» **Reading passage**
I believe a real man can control his sex drive, but for a long time, my sex drive ruled me.

A while back, I started asking myself some questions. Is watching porn a big deal? Is masturbation bad? These may or may not be normal questions to ask. But to make things weirder, I follow Jesus, and I’m trying to figure out what God thinks about me masturbating. Awkward.

One night, I couldn’t sleep because I had just found this new great Netflix series. I wasn’t thinking about sex or porn. But then a sex scene started. Now I’m wondering—do I turn away or do I watch? I really wanted to watch, but I know watching two people have sex is only going to make me want to have sex too. I convinced myself that it was OK. They’ll keep it tasteful. I’m strong enough not to let this affect me. The scene ended, the show continued, and then another sex scene happened. This time, I didn’t even question viewing it. I just watched, fully knowing I’m not helping myself. The next thing I knew, my laptop is closed, and I’m filled with guilt and shame because I just masturbated.

There’s a moment during masturbation where you feel a euphoric high that makes it feel like you’re having sex, and in your mind, you are. But then it ends, and you return to the sad reality of being alone. You’re flooded with guilt and shame. Now you want to clean up everything to forget what happened. Instead of having an intimate embrace with your spouse, you’re rushing to find a towel or tissues. It’s a lonely feeling that makes you crave real intimacy. You realize you’ve been tricked into settling for something that’s fake.

For me, masturbation is a big deal because I spent my college years, before I knew God, filling almost all of my free hours watching porn. I was struggling with an addiction and had no idea how to break it.

Everywhere I looked I was getting confusing information about masturbation and porn.

Our culture seemed to be exposing everyone to as much sex as possible, saying do whatever makes you happy. When I did go to church, I hardly ever heard anyone talk about porn or masturbation, but when they did, it would be discussed with fear and judgment. I felt stuck between a culture telling me to masturbate whenever I want and pastors preaching that if I masturbate, then I’m going to Hell. Thanks, everybody.

When I can’t make up my mind about something, it helps me to pray about it. When I prayed, I wondered if porn was really a sin or if it was just what Christians said to scare people away from it. Then, I stumbled across this verse in Matthew 5:29 that gave me a pretty loud and clear answer.

If your right eye causes you to stumble, gouge it out, and throw it away. It is better for you to lose one part of your body than for your whole body to be thrown into hell.

» **Material**
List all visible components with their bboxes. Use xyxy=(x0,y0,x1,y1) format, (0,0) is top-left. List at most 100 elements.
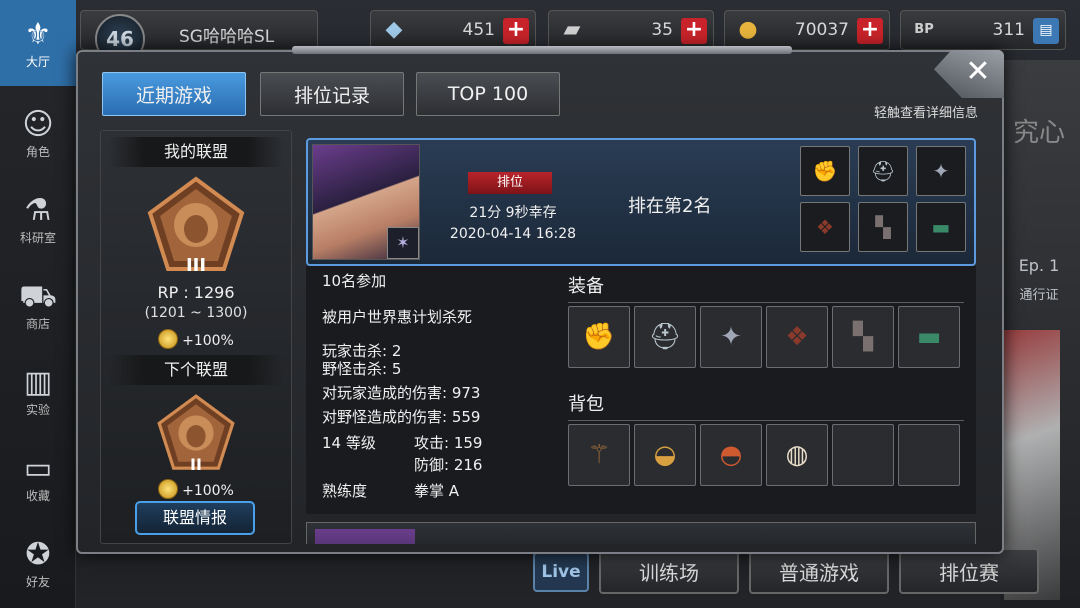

» **Parts of the exercise**
[1] In the essay about faith and masturbation, which Bible verse did the writer come across while praying?
[2] Pick up the essay about faith and masturbation right after the quoted verse and keep writing it in the same first-person voice.

» **The results**
[1] Matthew 5:29

[2]
Wow, that’s insane, I thought. You want me to gouge out my eyes if I look at porn again? Yeah, right. I’m already single and not dating. I don’t think becoming blind will help me find the right spouse. It was extreme, but in my heart, I knew the verse was right. My eyes kept causing me to stumble. Porn was building up lust, which then spilled out into my life. I was looking at women around me in an unhealthy way. My mind was so consumed by pornographic images that I couldn’t look at women on campus or even my professors without thinking sexual thoughts.

My mind was a slave to sexual images, and I couldn’t give the women around me the respect I knew they deserved. I was tired of it. I needed a healthier way of thinking and living that wasn’t completely consumed by sex. I knew two things:

  1. I couldn’t do this through my own willpower.
  2. I had to admit I wasn’t strong enough. I had to cut off anything porn-related.

The first step to mastering my sex drive was asking God for help. I could not break these addictions alone and needed regularly to admit I needed Him to be free. Simple prayers like, “God, help me break this,” are incredibly powerful—even if you’re not really the praying type.

The second step was identifying triggers. Mine were seeing people have sex in movies and hearing about sex in songs. To aggressively change, I spent a period of time where I had inactive Netflix and HBO accounts, and I tried not to listen to music with sexual lyrics.

This was difficult because my favorite show is Game Of Thrones, and my favorite music artist is Kanye West (Don’t judge me―I’m from Chicago like Kanye). Both are infamous for overusing sex in their art. It was harder than you might think for me to give those two up. But once I did, it felt good to walk in freedom from extra sexual temptation.

Once I started removing triggers from my life, I began to win the fight.

You’d be amazed at how much “out of sight, out of mind” really works. When you don’t tempt your eyes and ears, it’s much easier to keep walking down the path you want. The urges still happen, but not nearly as often as when I had visual images to spark them.

The next question that had me stuck sent me praying again. So what if I masturbate without porn? I’m not looking at anyone in a sinful way, and I still get to satisfy myself, so that’s a win-win situation, right?

I believe God wants to free us from both the lust that drives us and the shame that follows it. We actually get the most freedom when we turn everything over to God. That’s where change can really begin. God wants to show us his better design for sex. I didn’t find a loophole in the system by masturbating without porn. Instead, I realized I was still choosing to settle for less than what God was offering me.

I’m a single guy who wants to be married someday.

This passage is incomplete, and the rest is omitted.